Data items
-----

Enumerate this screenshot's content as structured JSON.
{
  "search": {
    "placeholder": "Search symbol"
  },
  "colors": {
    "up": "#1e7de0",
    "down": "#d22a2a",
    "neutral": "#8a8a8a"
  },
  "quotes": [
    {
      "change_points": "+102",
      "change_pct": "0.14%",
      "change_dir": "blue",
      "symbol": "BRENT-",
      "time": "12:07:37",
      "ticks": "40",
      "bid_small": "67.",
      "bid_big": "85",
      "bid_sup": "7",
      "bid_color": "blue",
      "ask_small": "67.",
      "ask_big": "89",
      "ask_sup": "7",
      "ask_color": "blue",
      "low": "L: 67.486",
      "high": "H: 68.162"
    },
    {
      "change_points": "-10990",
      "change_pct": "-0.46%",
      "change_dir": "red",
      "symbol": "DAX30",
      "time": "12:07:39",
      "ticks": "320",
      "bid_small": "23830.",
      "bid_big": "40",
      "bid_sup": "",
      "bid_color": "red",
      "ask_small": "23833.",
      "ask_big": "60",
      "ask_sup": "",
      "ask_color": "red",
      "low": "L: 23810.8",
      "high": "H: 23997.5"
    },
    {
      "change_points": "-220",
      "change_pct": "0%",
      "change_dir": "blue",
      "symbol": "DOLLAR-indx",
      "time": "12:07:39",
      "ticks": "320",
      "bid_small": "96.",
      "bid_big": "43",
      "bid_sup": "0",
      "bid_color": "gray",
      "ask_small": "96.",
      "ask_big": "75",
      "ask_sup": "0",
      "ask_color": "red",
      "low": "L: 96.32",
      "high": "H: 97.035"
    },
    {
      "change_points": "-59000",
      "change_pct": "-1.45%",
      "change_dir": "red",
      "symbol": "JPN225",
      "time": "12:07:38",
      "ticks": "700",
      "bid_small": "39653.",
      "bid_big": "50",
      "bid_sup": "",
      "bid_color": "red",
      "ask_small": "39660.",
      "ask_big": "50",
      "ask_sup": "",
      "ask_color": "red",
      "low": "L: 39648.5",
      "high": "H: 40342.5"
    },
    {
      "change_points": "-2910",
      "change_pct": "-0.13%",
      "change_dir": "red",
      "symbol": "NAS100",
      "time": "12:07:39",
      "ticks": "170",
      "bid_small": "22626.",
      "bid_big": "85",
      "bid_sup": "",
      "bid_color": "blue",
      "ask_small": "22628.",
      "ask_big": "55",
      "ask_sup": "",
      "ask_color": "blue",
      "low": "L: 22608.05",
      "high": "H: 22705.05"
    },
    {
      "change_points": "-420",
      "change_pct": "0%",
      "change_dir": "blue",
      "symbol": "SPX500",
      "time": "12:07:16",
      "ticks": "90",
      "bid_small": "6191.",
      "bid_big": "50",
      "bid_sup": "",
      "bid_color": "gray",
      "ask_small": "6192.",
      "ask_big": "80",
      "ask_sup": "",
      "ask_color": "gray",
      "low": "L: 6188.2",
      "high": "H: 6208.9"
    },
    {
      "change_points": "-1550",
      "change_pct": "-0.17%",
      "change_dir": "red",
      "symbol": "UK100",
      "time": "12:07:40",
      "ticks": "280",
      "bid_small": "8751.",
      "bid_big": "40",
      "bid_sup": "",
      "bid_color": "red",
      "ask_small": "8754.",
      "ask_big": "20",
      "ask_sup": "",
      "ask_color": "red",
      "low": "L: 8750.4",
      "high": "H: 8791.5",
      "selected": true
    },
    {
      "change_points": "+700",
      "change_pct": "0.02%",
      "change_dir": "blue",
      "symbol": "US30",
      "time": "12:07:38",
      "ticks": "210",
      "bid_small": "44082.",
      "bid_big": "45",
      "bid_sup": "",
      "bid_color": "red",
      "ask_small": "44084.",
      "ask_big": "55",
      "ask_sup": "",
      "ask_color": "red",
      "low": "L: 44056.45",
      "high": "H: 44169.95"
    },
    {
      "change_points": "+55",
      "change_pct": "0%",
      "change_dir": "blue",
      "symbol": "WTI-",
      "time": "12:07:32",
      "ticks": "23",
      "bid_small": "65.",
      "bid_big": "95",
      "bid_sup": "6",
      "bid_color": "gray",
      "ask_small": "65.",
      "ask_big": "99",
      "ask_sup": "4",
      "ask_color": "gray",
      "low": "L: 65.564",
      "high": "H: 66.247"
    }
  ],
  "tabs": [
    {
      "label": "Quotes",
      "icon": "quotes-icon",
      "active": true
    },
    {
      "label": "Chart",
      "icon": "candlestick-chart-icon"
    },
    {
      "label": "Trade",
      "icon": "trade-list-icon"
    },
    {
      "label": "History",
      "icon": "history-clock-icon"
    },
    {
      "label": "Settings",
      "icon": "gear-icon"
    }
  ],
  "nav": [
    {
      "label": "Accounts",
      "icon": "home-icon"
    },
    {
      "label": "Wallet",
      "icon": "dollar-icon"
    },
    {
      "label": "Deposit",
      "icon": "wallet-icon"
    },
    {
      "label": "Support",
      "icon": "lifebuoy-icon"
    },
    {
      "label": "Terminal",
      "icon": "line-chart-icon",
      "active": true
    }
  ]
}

-----

Retype all of the data shown above, word for word.

Enumerate this screenshot's content as structured JSON.
{
  "search": {
    "placeholder": "Search symbol"
  },
  "colors": {
    "up": "#1e7de0",
    "down": "#d22a2a",
    "neutral": "#8a8a8a"
  },
  "quotes": [
    {
      "change_points": "+102",
      "change_pct": "0.14%",
      "change_dir": "blue",
      "symbol": "BRENT-",
      "time": "12:07:37",
      "ticks": "40",
      "bid_small": "67.",
      "bid_big": "85",
      "bid_sup": "7",
      "bid_color": "blue",
      "ask_small": "67.",
      "ask_big": "89",
      "ask_sup": "7",
      "ask_color": "blue",
      "low": "L: 67.486",
      "high": "H: 68.162"
    },
    {
      "change_points": "-10990",
      "change_pct": "-0.46%",
      "change_dir": "red",
      "symbol": "DAX30",
      "time": "12:07:39",
      "ticks": "320",
      "bid_small": "23830.",
      "bid_big": "40",
      "bid_sup": "",
      "bid_color": "red",
      "ask_small": "23833.",
      "ask_big": "60",
      "ask_sup": "",
      "ask_color": "red",
      "low": "L: 23810.8",
      "high": "H: 23997.5"
    },
    {
      "change_points": "-220",
      "change_pct": "0%",
      "change_dir": "blue",
      "symbol": "DOLLAR-indx",
      "time": "12:07:39",
      "ticks": "320",
      "bid_small": "96.",
      "bid_big": "43",
      "bid_sup": "0",
      "bid_color": "gray",
      "ask_small": "96.",
      "ask_big": "75",
      "ask_sup": "0",
      "ask_color": "red",
      "low": "L: 96.32",
      "high": "H: 97.035"
    },
    {
      "change_points": "-59000",
      "change_pct": "-1.45%",
      "change_dir": "red",
      "symbol": "JPN225",
      "time": "12:07:38",
      "ticks": "700",
      "bid_small": "39653.",
      "bid_big": "50",
      "bid_sup": "",
      "bid_color": "red",
      "ask_small": "39660.",
      "ask_big": "50",
      "ask_sup": "",
      "ask_color": "red",
      "low": "L: 39648.5",
      "high": "H: 40342.5"
    },
    {
      "change_points": "-2910",
      "change_pct": "-0.13%",
      "change_dir": "red",
      "symbol": "NAS100",
      "time": "12:07:39",
      "ticks": "170",
      "bid_small": "22626.",
      "bid_big": "85",
      "bid_sup": "",
      "bid_color": "blue",
      "ask_small": "22628.",
      "ask_big": "55",
      "ask_sup": "",
      "ask_color": "blue",
      "low": "L: 22608.05",
      "high": "H: 22705.05"
    },
    {
      "change_points": "-420",
      "change_pct": "0%",
      "change_dir": "blue",
      "symbol": "SPX500",
      "time": "12:07:16",
      "ticks": "90",
      "bid_small": "6191.",
      "bid_big": "50",
      "bid_sup": "",
      "bid_color": "gray",
      "ask_small": "6192.",
      "ask_big": "80",
      "ask_sup": "",
      "ask_color": "gray",
      "low": "L: 6188.2",
      "high": "H: 6208.9"
    },
    {
      "change_points": "-1550",
      "change_pct": "-0.17%",
      "change_dir": "red",
      "symbol": "UK100",
      "time": "12:07:40",
      "ticks": "280",
      "bid_small": "8751.",
      "bid_big": "40",
      "bid_sup": "",
      "bid_color": "red",
      "ask_small": "8754.",
      "ask_big": "20",
      "ask_sup": "",
      "ask_color": "red",
      "low": "L: 8750.4",
      "high": "H: 8791.5",
      "selected": true
    },
    {
      "change_points": "+700",
      "change_pct": "0.02%",
      "change_dir": "blue",
      "symbol": "US30",
      "time": "12:07:38",
      "ticks": "210",
      "bid_small": "44082.",
      "bid_big": "45",
      "bid_sup": "",
      "bid_color": "red",
      "ask_small": "44084.",
      "ask_big": "55",
      "ask_sup": "",
      "ask_color": "red",
      "low": "L: 44056.45",
      "high": "H: 44169.95"
    },
    {
      "change_points": "+55",
      "change_pct": "0%",
      "change_dir": "blue",
      "symbol": "WTI-",
      "time": "12:07:32",
      "ticks": "23",
      "bid_small": "65.",
      "bid_big": "95",
      "bid_sup": "6",
      "bid_color": "gray",
      "ask_small": "65.",
      "ask_big": "99",
      "ask_sup": "4",
      "ask_color": "gray",
      "low": "L: 65.564",
      "high": "H: 66.247"
    }
  ],
  "tabs": [
    {
      "label": "Quotes",
      "icon": "quotes-icon",
      "active": true
    },
    {
      "label": "Chart",
      "icon": "candlestick-chart-icon"
    },
    {
      "label": "Trade",
      "icon": "trade-list-icon"
    },
    {
      "label": "History",
      "icon": "history-clock-icon"
    },
    {
      "label": "Settings",
      "icon": "gear-icon"
    }
  ],
  "nav": [
    {
      "label": "Accounts",
      "icon": "home-icon"
    },
    {
      "label": "Wallet",
      "icon": "dollar-icon"
    },
    {
      "label": "Deposit",
      "icon": "wallet-icon"
    },
    {
      "label": "Support",
      "icon": "lifebuoy-icon"
    },
    {
      "label": "Terminal",
      "icon": "line-chart-icon",
      "active": true
    }
  ]
}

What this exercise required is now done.